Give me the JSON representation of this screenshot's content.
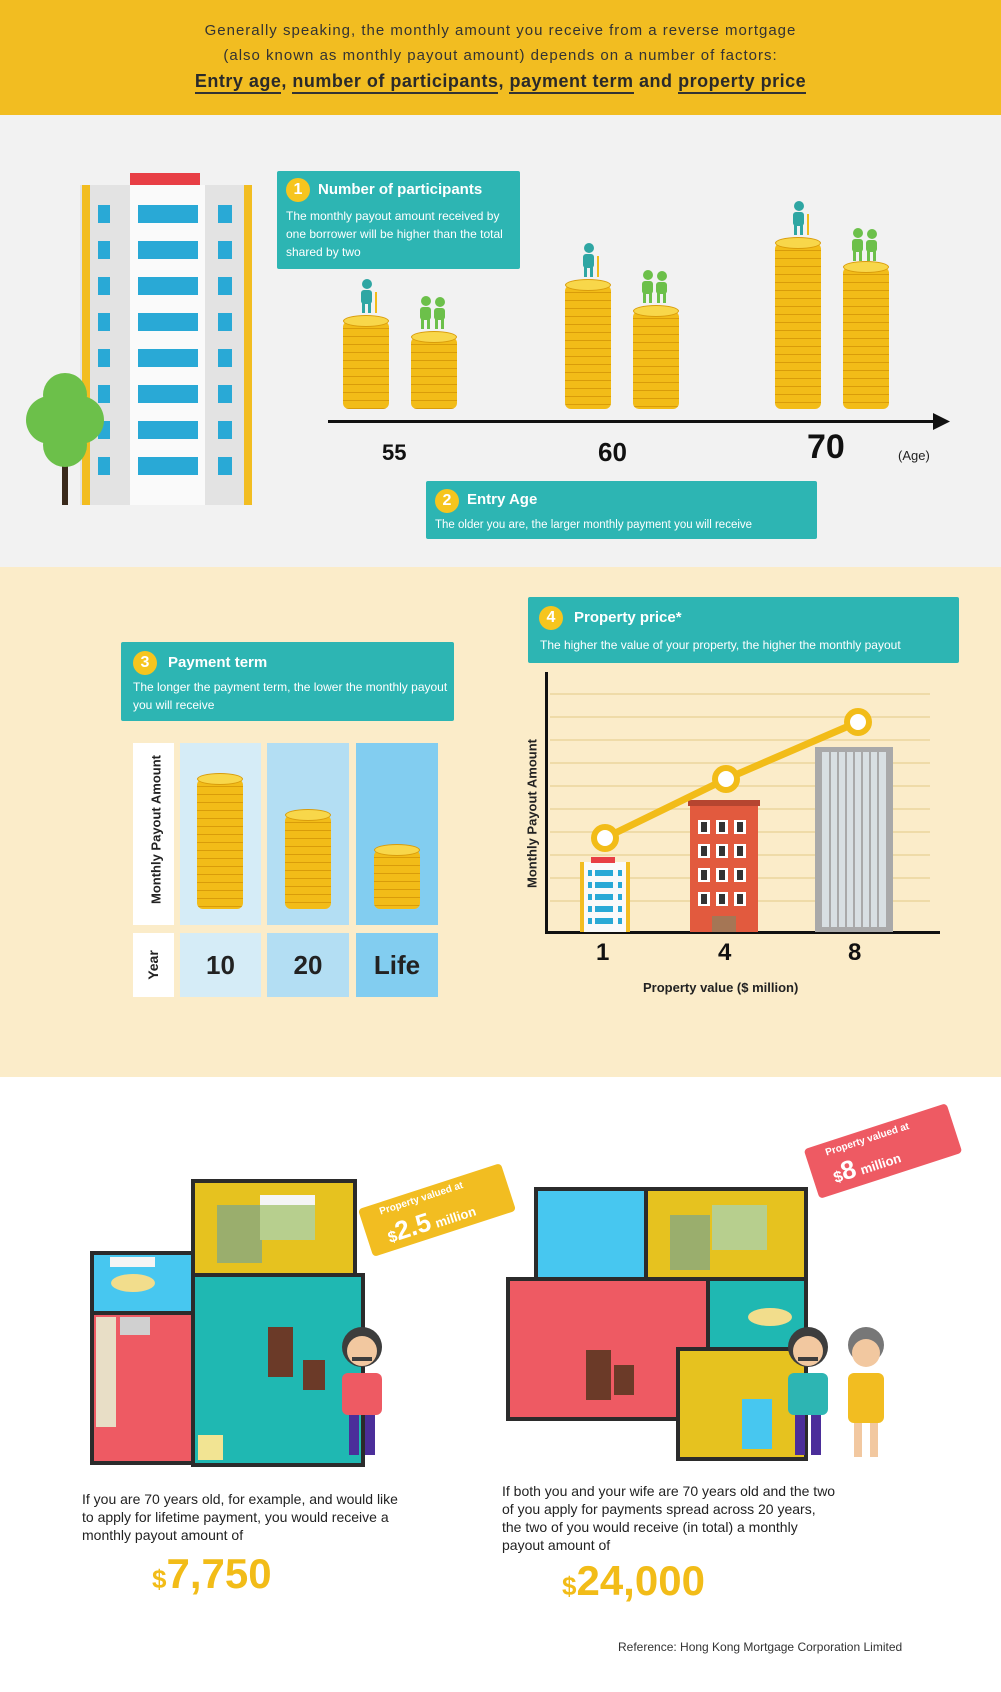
{
  "header": {
    "line1": "Generally speaking, the monthly amount you receive from a reverse mortgage",
    "line2": "(also known as monthly payout amount) depends on a number of factors:",
    "factors": [
      "Entry age",
      "number of participants",
      "payment term",
      "property price"
    ],
    "sep1": ",",
    "sep2": ",",
    "sep3": "and"
  },
  "participants": {
    "number": "1",
    "title": "Number of participants",
    "desc": "The monthly payout amount received by one borrower will be higher than the total shared by two"
  },
  "entry_age": {
    "number": "2",
    "title": "Entry Age",
    "desc": "The older you are, the larger monthly payment you will receive",
    "ages": [
      "55",
      "60",
      "70"
    ],
    "axis_unit": "(Age)"
  },
  "payment_term": {
    "number": "3",
    "title": "Payment term",
    "desc": "The longer the payment term, the lower the monthly payout you will receive",
    "y_label": "Monthly Payout Amount",
    "row_label": "Year",
    "terms": [
      "10",
      "20",
      "Life"
    ]
  },
  "property_price": {
    "number": "4",
    "title": "Property price*",
    "desc": "The higher the value of your property, the higher the monthly payout",
    "y_label": "Monthly Payout Amount",
    "x_label": "Property value ($ million)",
    "values": [
      "1",
      "4",
      "8"
    ]
  },
  "example1": {
    "tag_small": "Property valued at",
    "tag_currency": "$",
    "tag_amount": "2.5",
    "tag_unit": "million",
    "text": "If you are 70 years old, for example, and would like to apply for lifetime payment, you would receive a monthly payout amount of",
    "currency": "$",
    "amount": "7,750"
  },
  "example2": {
    "tag_small": "Property valued at",
    "tag_currency": "$",
    "tag_amount": "8",
    "tag_unit": "million",
    "text": "If both you and your wife are 70 years old and the two of you apply for payments spread across 20 years, the two of you would receive (in total) a monthly payout amount of",
    "currency": "$",
    "amount": "24,000"
  },
  "reference": "Reference: Hong Kong Mortgage Corporation Limited",
  "colors": {
    "yellow": "#f2bd21",
    "teal": "#2db5b3",
    "red": "#ee5a63",
    "coin": "#f2bc18"
  }
}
▬▬▬▬▬▬▬▬▬▬
Direction » Every record gets retyped exactly; no picture goes into the copy.

Output for this task »
Give me the JSON representation of this screenshot's content.
{
  "header": {
    "line1": "Generally speaking, the monthly amount you receive from a reverse mortgage",
    "line2": "(also known as monthly payout amount) depends on a number of factors:",
    "factors": [
      "Entry age",
      "number of participants",
      "payment term",
      "property price"
    ],
    "sep1": ",",
    "sep2": ",",
    "sep3": "and"
  },
  "participants": {
    "number": "1",
    "title": "Number of participants",
    "desc": "The monthly payout amount received by one borrower will be higher than the total shared by two"
  },
  "entry_age": {
    "number": "2",
    "title": "Entry Age",
    "desc": "The older you are, the larger monthly payment you will receive",
    "ages": [
      "55",
      "60",
      "70"
    ],
    "axis_unit": "(Age)"
  },
  "payment_term": {
    "number": "3",
    "title": "Payment term",
    "desc": "The longer the payment term, the lower the monthly payout you will receive",
    "y_label": "Monthly Payout Amount",
    "row_label": "Year",
    "terms": [
      "10",
      "20",
      "Life"
    ]
  },
  "property_price": {
    "number": "4",
    "title": "Property price*",
    "desc": "The higher the value of your property, the higher the monthly payout",
    "y_label": "Monthly Payout Amount",
    "x_label": "Property value ($ million)",
    "values": [
      "1",
      "4",
      "8"
    ]
  },
  "example1": {
    "tag_small": "Property valued at",
    "tag_currency": "$",
    "tag_amount": "2.5",
    "tag_unit": "million",
    "text": "If you are 70 years old, for example, and would like to apply for lifetime payment, you would receive a monthly payout amount of",
    "currency": "$",
    "amount": "7,750"
  },
  "example2": {
    "tag_small": "Property valued at",
    "tag_currency": "$",
    "tag_amount": "8",
    "tag_unit": "million",
    "text": "If both you and your wife are 70 years old and the two of you apply for payments spread across 20 years, the two of you would receive (in total) a monthly payout amount of",
    "currency": "$",
    "amount": "24,000"
  },
  "reference": "Reference: Hong Kong Mortgage Corporation Limited",
  "colors": {
    "yellow": "#f2bd21",
    "teal": "#2db5b3",
    "red": "#ee5a63",
    "coin": "#f2bc18"
  }
}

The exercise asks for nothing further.